**Direction**
Lines that hold the string "Windows" are to be counted; give only their number.

**Material**
§ §

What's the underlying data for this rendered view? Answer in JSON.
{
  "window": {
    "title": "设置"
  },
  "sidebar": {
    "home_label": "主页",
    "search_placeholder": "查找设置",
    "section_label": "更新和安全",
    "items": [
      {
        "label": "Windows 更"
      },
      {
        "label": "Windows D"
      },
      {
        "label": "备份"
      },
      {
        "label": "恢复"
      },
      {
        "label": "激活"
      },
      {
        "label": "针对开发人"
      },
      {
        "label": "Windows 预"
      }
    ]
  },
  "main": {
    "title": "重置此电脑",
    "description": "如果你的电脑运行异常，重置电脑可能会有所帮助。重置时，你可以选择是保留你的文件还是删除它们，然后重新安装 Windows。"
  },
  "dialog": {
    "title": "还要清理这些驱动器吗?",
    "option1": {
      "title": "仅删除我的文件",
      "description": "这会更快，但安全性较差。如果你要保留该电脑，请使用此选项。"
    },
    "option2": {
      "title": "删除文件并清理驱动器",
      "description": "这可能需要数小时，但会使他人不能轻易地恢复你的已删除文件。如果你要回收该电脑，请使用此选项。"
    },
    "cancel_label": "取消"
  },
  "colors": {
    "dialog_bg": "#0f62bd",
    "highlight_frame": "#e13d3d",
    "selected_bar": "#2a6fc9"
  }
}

§ §

**Exercise output**
4